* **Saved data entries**
########################################

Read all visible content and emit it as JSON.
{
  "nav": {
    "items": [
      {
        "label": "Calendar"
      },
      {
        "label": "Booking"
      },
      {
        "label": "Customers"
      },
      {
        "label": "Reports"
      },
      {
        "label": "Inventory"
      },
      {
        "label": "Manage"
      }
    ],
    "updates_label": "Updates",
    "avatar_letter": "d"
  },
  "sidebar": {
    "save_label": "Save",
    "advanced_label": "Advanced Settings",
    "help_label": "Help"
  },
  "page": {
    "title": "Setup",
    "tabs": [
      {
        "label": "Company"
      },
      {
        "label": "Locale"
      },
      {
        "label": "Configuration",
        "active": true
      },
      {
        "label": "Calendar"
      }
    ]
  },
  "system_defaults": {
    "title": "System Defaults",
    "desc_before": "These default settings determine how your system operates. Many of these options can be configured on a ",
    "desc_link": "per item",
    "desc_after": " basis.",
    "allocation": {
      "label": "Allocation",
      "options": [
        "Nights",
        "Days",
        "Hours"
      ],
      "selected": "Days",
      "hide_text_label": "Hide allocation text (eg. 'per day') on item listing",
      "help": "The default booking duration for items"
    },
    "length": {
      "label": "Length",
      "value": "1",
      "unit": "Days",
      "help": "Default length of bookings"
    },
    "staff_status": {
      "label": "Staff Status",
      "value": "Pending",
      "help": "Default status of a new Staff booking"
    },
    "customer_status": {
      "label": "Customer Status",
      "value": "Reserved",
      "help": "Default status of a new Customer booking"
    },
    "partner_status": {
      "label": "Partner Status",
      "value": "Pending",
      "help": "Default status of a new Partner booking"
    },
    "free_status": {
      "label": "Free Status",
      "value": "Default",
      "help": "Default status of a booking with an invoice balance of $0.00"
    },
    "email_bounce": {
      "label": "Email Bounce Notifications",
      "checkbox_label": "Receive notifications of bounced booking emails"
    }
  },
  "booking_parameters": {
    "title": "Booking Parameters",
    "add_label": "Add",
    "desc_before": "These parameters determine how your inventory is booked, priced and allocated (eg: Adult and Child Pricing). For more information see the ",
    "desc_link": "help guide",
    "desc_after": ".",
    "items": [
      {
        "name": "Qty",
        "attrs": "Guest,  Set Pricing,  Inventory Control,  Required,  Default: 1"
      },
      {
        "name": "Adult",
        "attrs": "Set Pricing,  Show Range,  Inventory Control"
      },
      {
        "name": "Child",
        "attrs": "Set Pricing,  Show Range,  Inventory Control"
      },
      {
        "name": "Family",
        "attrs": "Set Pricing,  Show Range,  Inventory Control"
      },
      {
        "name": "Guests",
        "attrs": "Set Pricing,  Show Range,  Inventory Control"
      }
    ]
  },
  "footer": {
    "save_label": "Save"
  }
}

########################################

* **Your task**
Quote the material exactly, leaving nothing out.

* **Right answer**
Read all visible content and emit it as JSON.
{
  "nav": {
    "items": [
      {
        "label": "Calendar"
      },
      {
        "label": "Booking"
      },
      {
        "label": "Customers"
      },
      {
        "label": "Reports"
      },
      {
        "label": "Inventory"
      },
      {
        "label": "Manage"
      }
    ],
    "updates_label": "Updates",
    "avatar_letter": "d"
  },
  "sidebar": {
    "save_label": "Save",
    "advanced_label": "Advanced Settings",
    "help_label": "Help"
  },
  "page": {
    "title": "Setup",
    "tabs": [
      {
        "label": "Company"
      },
      {
        "label": "Locale"
      },
      {
        "label": "Configuration",
        "active": true
      },
      {
        "label": "Calendar"
      }
    ]
  },
  "system_defaults": {
    "title": "System Defaults",
    "desc_before": "These default settings determine how your system operates. Many of these options can be configured on a ",
    "desc_link": "per item",
    "desc_after": " basis.",
    "allocation": {
      "label": "Allocation",
      "options": [
        "Nights",
        "Days",
        "Hours"
      ],
      "selected": "Days",
      "hide_text_label": "Hide allocation text (eg. 'per day') on item listing",
      "help": "The default booking duration for items"
    },
    "length": {
      "label": "Length",
      "value": "1",
      "unit": "Days",
      "help": "Default length of bookings"
    },
    "staff_status": {
      "label": "Staff Status",
      "value": "Pending",
      "help": "Default status of a new Staff booking"
    },
    "customer_status": {
      "label": "Customer Status",
      "value": "Reserved",
      "help": "Default status of a new Customer booking"
    },
    "partner_status": {
      "label": "Partner Status",
      "value": "Pending",
      "help": "Default status of a new Partner booking"
    },
    "free_status": {
      "label": "Free Status",
      "value": "Default",
      "help": "Default status of a booking with an invoice balance of $0.00"
    },
    "email_bounce": {
      "label": "Email Bounce Notifications",
      "checkbox_label": "Receive notifications of bounced booking emails"
    }
  },
  "booking_parameters": {
    "title": "Booking Parameters",
    "add_label": "Add",
    "desc_before": "These parameters determine how your inventory is booked, priced and allocated (eg: Adult and Child Pricing). For more information see the ",
    "desc_link": "help guide",
    "desc_after": ".",
    "items": [
      {
        "name": "Qty",
        "attrs": "Guest,  Set Pricing,  Inventory Control,  Required,  Default: 1"
      },
      {
        "name": "Adult",
        "attrs": "Set Pricing,  Show Range,  Inventory Control"
      },
      {
        "name": "Child",
        "attrs": "Set Pricing,  Show Range,  Inventory Control"
      },
      {
        "name": "Family",
        "attrs": "Set Pricing,  Show Range,  Inventory Control"
      },
      {
        "name": "Guests",
        "attrs": "Set Pricing,  Show Range,  Inventory Control"
      }
    ]
  },
  "footer": {
    "save_label": "Save"
  }
}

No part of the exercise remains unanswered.